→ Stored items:
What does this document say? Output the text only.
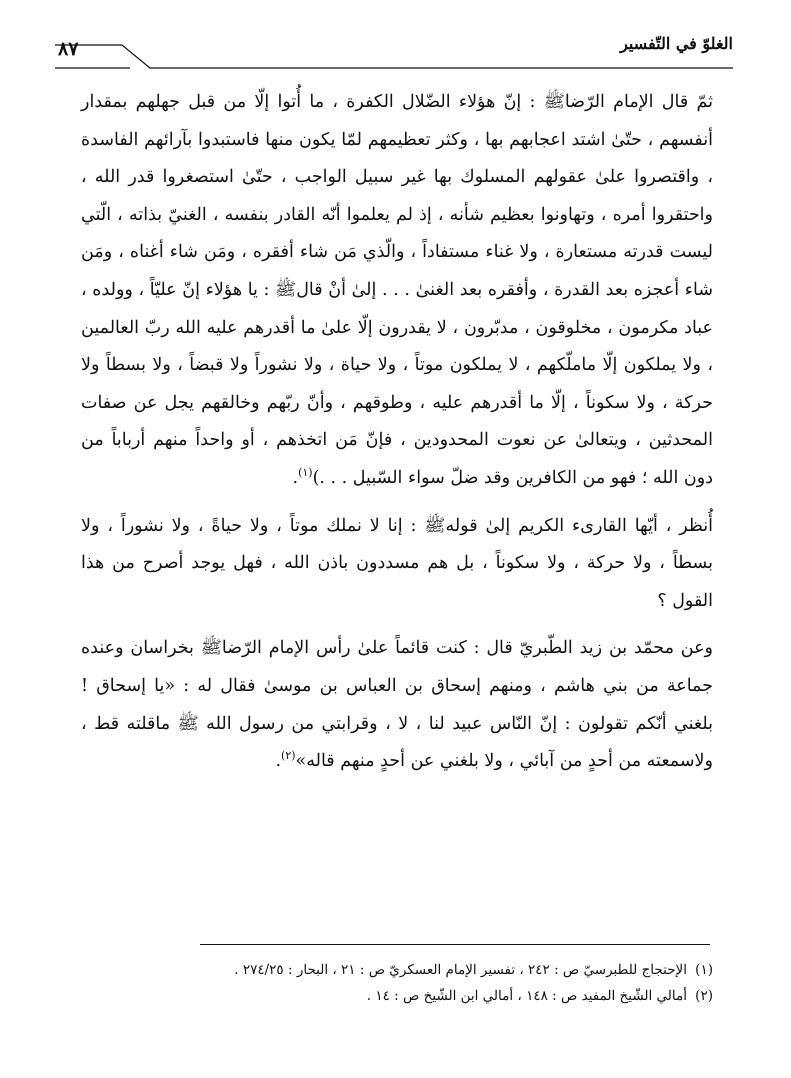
الغلوّ في التّفسير
٨٧

ثمّ قال الإمام الرّضاﷺ : إنّ هؤلاء الضّلال الكفرة ، ما أُتوا إلّا من قبل جهلهم بمقدار أنفسهم ، حتّىٰ اشتد اعجابهم بها ، وكثر تعظيمهم لمّا يكون منها فاستبدوا بآرائهم الفاسدة ، واقتصروا علىٰ عقولهم المسلوك بها غير سبيل الواجب ، حتّىٰ استصغروا قدر الله ، واحتقروا أمره ، وتهاونوا بعظيم شأنه ، إذ لم يعلموا أنّه القادر بنفسه ، الغنيّ بذاته ، الّتي ليست قدرته مستعارة ، ولا غناء مستفاداً ، والّذي مَن شاء أفقره ، ومَن شاء أغناه ، ومَن شاء أعجزه بعد القدرة ، وأفقره بعد الغنىٰ . . . إلىٰ أنْ قالﷺ : يا هؤلاء إنّ عليّاً ، وولده ، عباد مكرمون ، مخلوقون ، مدبّرون ، لا يقدرون إلّا علىٰ ما أقدرهم عليه الله ربّ العالمين ، ولا يملكون إلّا ماملّكهم ، لا يملكون موتاً ، ولا حياة ، ولا نشوراً ولا قبضاً ، ولا بسطاً ولا حركة ، ولا سكوناً ، إلّا ما أقدرهم عليه ، وطوقهم ، وأنّ ربّهم وخالقهم يجل عن صفات المحدثين ، ويتعالىٰ عن نعوت المحدودين ، فإنّ مَن اتخذهم ، أو واحداً منهم أرباباً من دون الله ؛ فهو من الكافرين وقد ضلّ سواء السّبيل . . .)$^{(١)}$.

أُنظر ، أيّها القارىء الكريم إلىٰ قولهﷺ : إنا لا نملك موتاً ، ولا حياةً ، ولا نشوراً ، ولا بسطاً ، ولا حركة ، ولا سكوناً ، بل هم مسددون باذن الله ، فهل يوجد أصرح من هذا القول ؟

وعن محمّد بن زيد الطّبريّ قال : كنت قائماً علىٰ رأس الإمام الرّضاﷺ بخراسان وعنده جماعة من بني هاشم ، ومنهم إسحاق بن العباس بن موسىٰ فقال له : «يا إسحاق ! بلغني أنّكم تقولون : إنّ النّاس عبيد لنا ، لا ، وقرابتي من رسول الله ﷺ ماقلته قط ، ولاسمعته من أحدٍ من آبائي ، ولا بلغني عن أحدٍ منهم قاله»$^{(٢)}$.

(١)الإحتجاج للطبرسيّ ص : ٢٤٢ ، تفسير الإمام العسكريّ ص : ٢١ ، البحار : ٢٧٤/٢٥ .

(٢)أمالي الشّيخ المفيد ص : ١٤٨ ، أمالي ابن الشّيخ ص : ١٤ .
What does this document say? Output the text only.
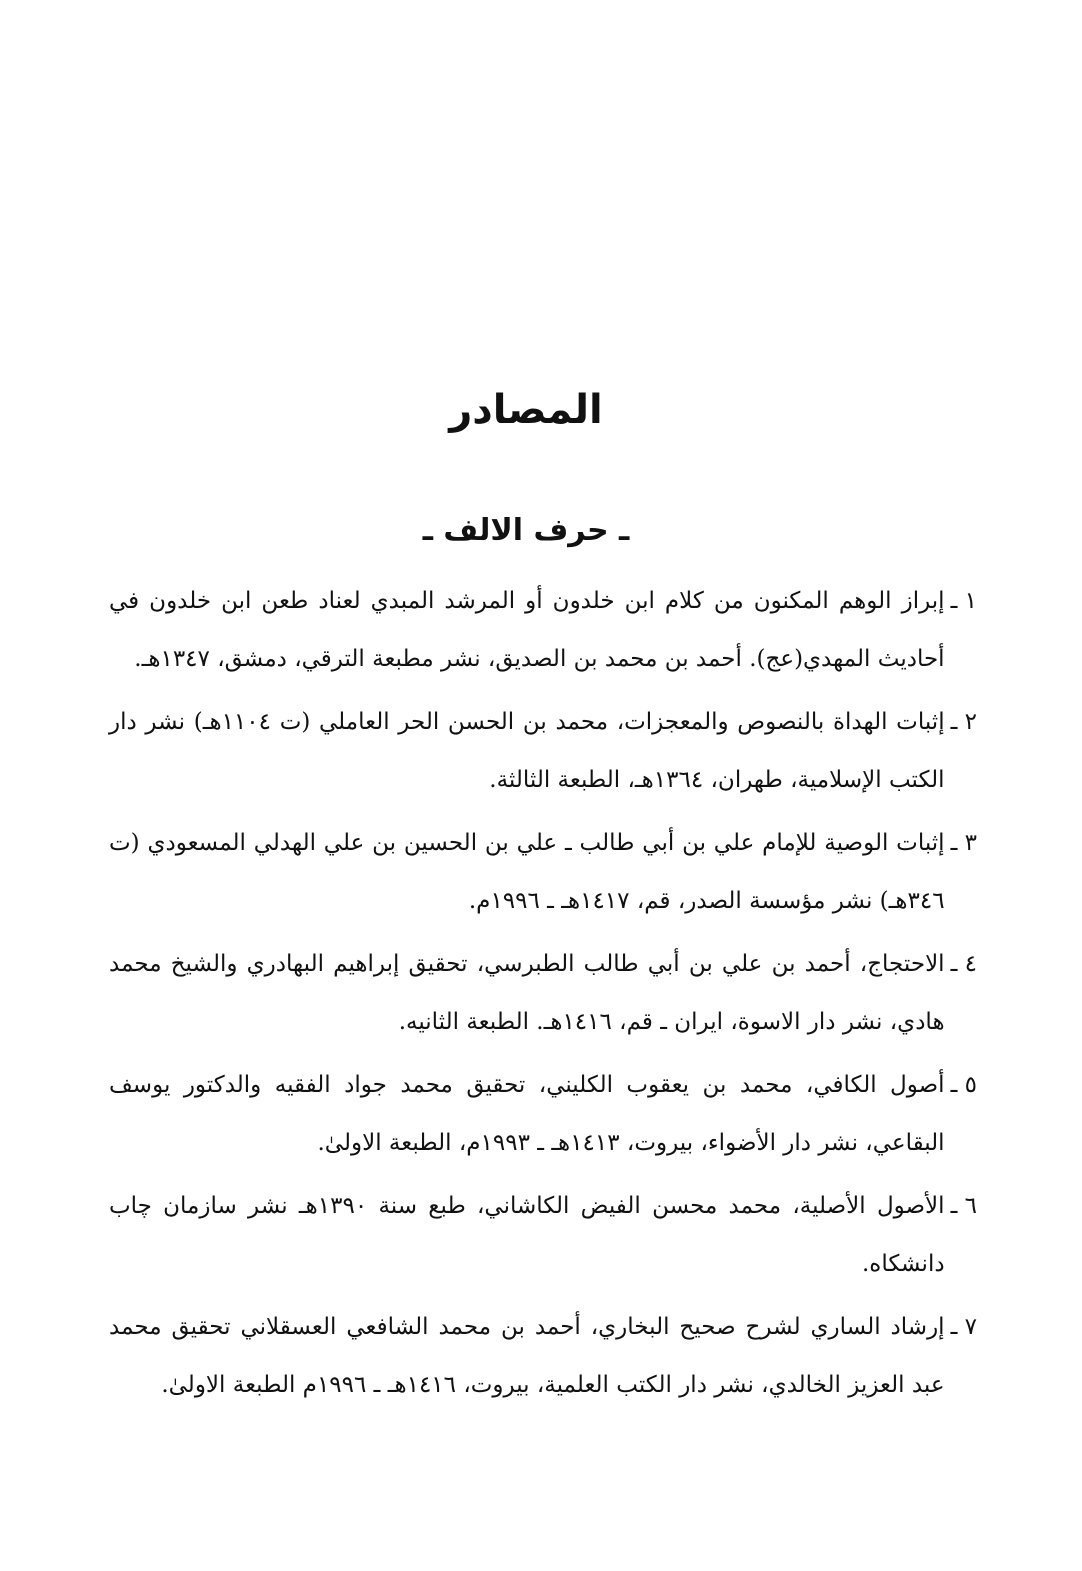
المصادر
ـ حرف الالف ـ
١ ـ
إبراز الوهم المكنون من كلام ابن خلدون أو المرشد المبدي لعناد طعن ابن خلدون في أحاديث المهدي(عج). أحمد بن محمد بن الصديق، نشر مطبعة الترقي، دمشق، ١٣٤٧هـ.
٢ ـ
إثبات الهداة بالنصوص والمعجزات، محمد بن الحسن الحر العاملي (ت ١١٠٤هـ) نشر دار الكتب الإسلامية، طهران، ١٣٦٤هـ، الطبعة الثالثة.
٣ ـ
إثبات الوصية للإمام علي بن أبي طالب ـ علي بن الحسين بن علي الهدلي المسعودي (ت ٣٤٦هـ) نشر مؤسسة الصدر، قم، ١٤١٧هـ ـ ١٩٩٦م.
٤ ـ
الاحتجاج، أحمد بن علي بن أبي طالب الطبرسي، تحقيق إبراهيم البهادري والشيخ محمد هادي، نشر دار الاسوة، ايران ـ قم، ١٤١٦هـ. الطبعة الثانيه.
٥ ـ
أصول الكافي، محمد بن يعقوب الكليني، تحقيق محمد جواد الفقيه والدكتور يوسف البقاعي، نشر دار الأضواء، بيروت، ١٤١٣هـ ـ ١٩٩٣م، الطبعة الاولىٰ.
٦ ـ
الأصول الأصلية، محمد محسن الفيض الكاشاني، طبع سنة ١٣٩٠هـ نشر سازمان چاب دانشكاه.
٧ ـ
إرشاد الساري لشرح صحيح البخاري، أحمد بن محمد الشافعي العسقلاني تحقيق محمد عبد العزيز الخالدي، نشر دار الكتب العلمية، بيروت، ١٤١٦هـ ـ ١٩٩٦م الطبعة الاولىٰ.
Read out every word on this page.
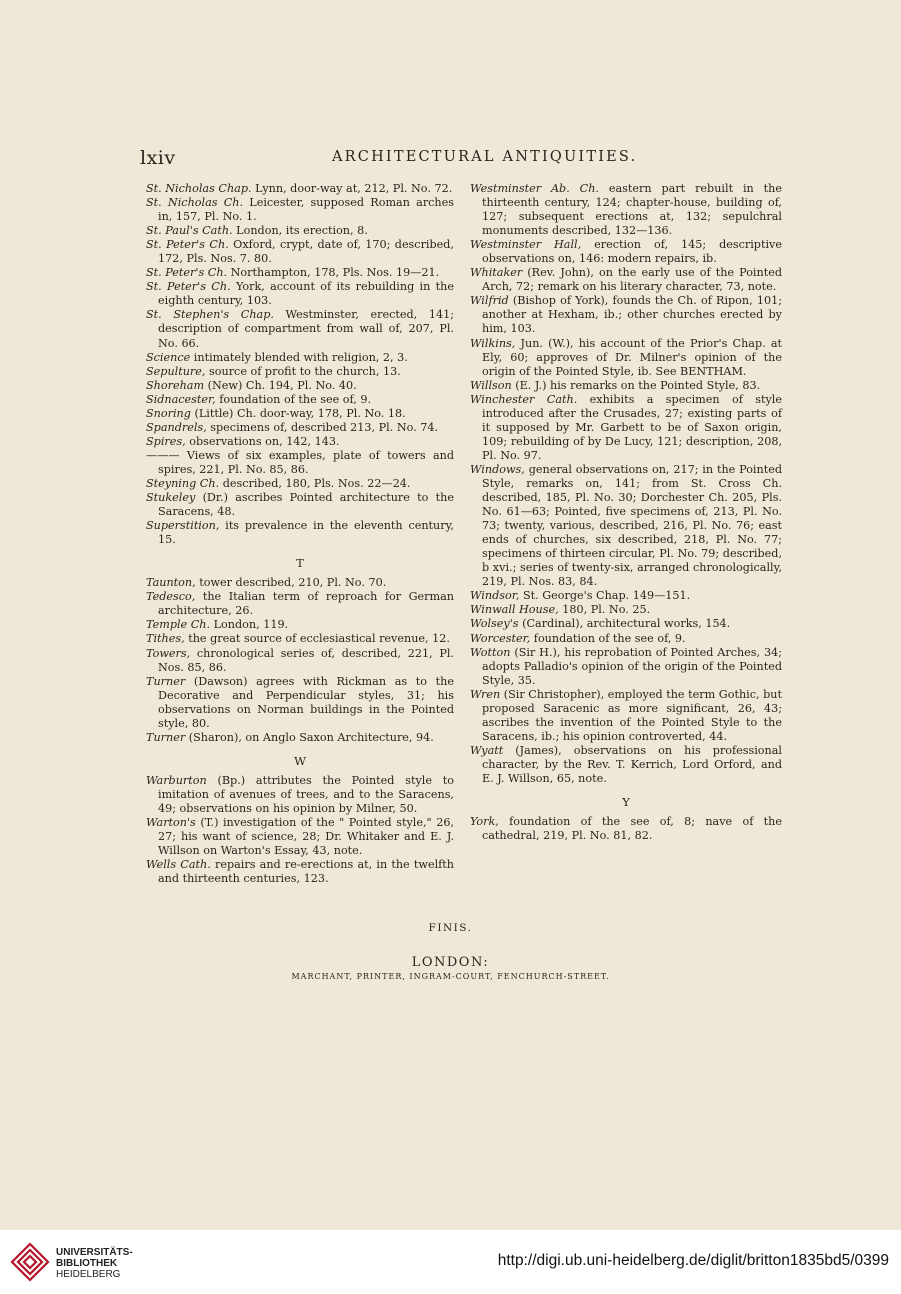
lxiv	ARCHITECTURAL ANTIQUITIES.
St. Nicholas Chap. Lynn, door-way at, 212, Pl. No. 72.
St. Nicholas Ch. Leicester, supposed Roman arches in, 157, Pl. No. 1.
St. Paul's Cath. London, its erection, 8.
St. Peter's Ch. Oxford, crypt, date of, 170; described, 172, Pls. Nos. 7. 80.
St. Peter's Ch. Northampton, 178, Pls. Nos. 19—21.
St. Peter's Ch. York, account of its rebuilding in the eighth century, 103.
St. Stephen's Chap. Westminster, erected, 141; description of compartment from wall of, 207, Pl. No. 66.
Science intimately blended with religion, 2, 3.
Sepulture, source of profit to the church, 13.
Shoreham (New) Ch. 194, Pl. No. 40.
Sidnacester, foundation of the see of, 9.
Snoring (Little) Ch. door-way, 178, Pl. No. 18.
Spandrels, specimens of, described 213, Pl. No. 74.
Spires, observations on, 142, 143.
——— Views of six examples, plate of towers and spires, 221, Pl. No. 85, 86.
Steyning Ch. described, 180, Pls. Nos. 22—24.
Stukeley (Dr.) ascribes Pointed architecture to the Saracens, 48.
Superstition, its prevalence in the eleventh century, 15.
T
Taunton, tower described, 210, Pl. No. 70.
Tedesco, the Italian term of reproach for German architecture, 26.
Temple Ch. London, 119.
Tithes, the great source of ecclesiastical revenue, 12.
Towers, chronological series of, described, 221, Pl. Nos. 85, 86.
Turner (Dawson) agrees with Rickman as to the Decorative and Perpendicular styles, 31; his observations on Norman buildings in the Pointed style, 80.
Turner (Sharon), on Anglo Saxon Architecture, 94.
W
Warburton (Bp.) attributes the Pointed style to imitation of avenues of trees, and to the Saracens, 49; observations on his opinion by Milner, 50.
Warton's (T.) investigation of the " Pointed style," 26, 27; his want of science, 28; Dr. Whitaker and E. J. Willson on Warton's Essay, 43, note.
Wells Cath. repairs and re-erections at, in the twelfth and thirteenth centuries, 123.
Westminster Ab. Ch. eastern part rebuilt in the thirteenth century, 124; chapter-house, building of, 127; subsequent erections at, 132; sepulchral monuments described, 132—136.
Westminster Hall, erection of, 145; descriptive observations on, 146: modern repairs, ib.
Whitaker (Rev. John), on the early use of the Pointed Arch, 72; remark on his literary character, 73, note.
Wilfrid (Bishop of York), founds the Ch. of Ripon, 101; another at Hexham, ib.; other churches erected by him, 103.
Wilkins, Jun. (W.), his account of the Prior's Chap. at Ely, 60; approves of Dr. Milner's opinion of the origin of the Pointed Style, ib. See BENTHAM.
Willson (E. J.) his remarks on the Pointed Style, 83.
Winchester Cath. exhibits a specimen of style introduced after the Crusades, 27; existing parts of it supposed by Mr. Garbett to be of Saxon origin, 109; rebuilding of by De Lucy, 121; description, 208, Pl. No. 97.
Windows, general observations on, 217; in the Pointed Style, remarks on, 141; from St. Cross Ch. described, 185, Pl. No. 30; Dorchester Ch. 205, Pls. No. 61—63; Pointed, five specimens of, 213, Pl. No. 73; twenty, various, described, 216, Pl. No. 76; east ends of churches, six described, 218, Pl. No. 77; specimens of thirteen circular, Pl. No. 79; described, b xvi.; series of twenty-six, arranged chronologically, 219, Pl. Nos. 83, 84.
Windsor, St. George's Chap. 149—151.
Winwall House, 180, Pl. No. 25.
Wolsey's (Cardinal), architectural works, 154.
Worcester, foundation of the see of, 9.
Wotton (Sir H.), his reprobation of Pointed Arches, 34; adopts Palladio's opinion of the origin of the Pointed Style, 35.
Wren (Sir Christopher), employed the term Gothic, but proposed Saracenic as more significant, 26, 43; ascribes the invention of the Pointed Style to the Saracens, ib.; his opinion controverted, 44.
Wyatt (James), observations on his professional character, by the Rev. T. Kerrich, Lord Orford, and E. J. Willson, 65, note.
Y
York, foundation of the see of, 8; nave of the cathedral, 219, Pl. No. 81, 82.
FINIS.
LONDON:
MARCHANT, PRINTER, INGRAM-COURT, FENCHURCH-STREET.
UNIVERSITÄTS-
BIBLIOTHEK
HEIDELBERG
http://digi.ub.uni-heidelberg.de/diglit/britton1835bd5/0399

→ PROBLEM: Count the lines above that contain the word "Westminster", and give only that number.

→ TASK RESPONSE: 3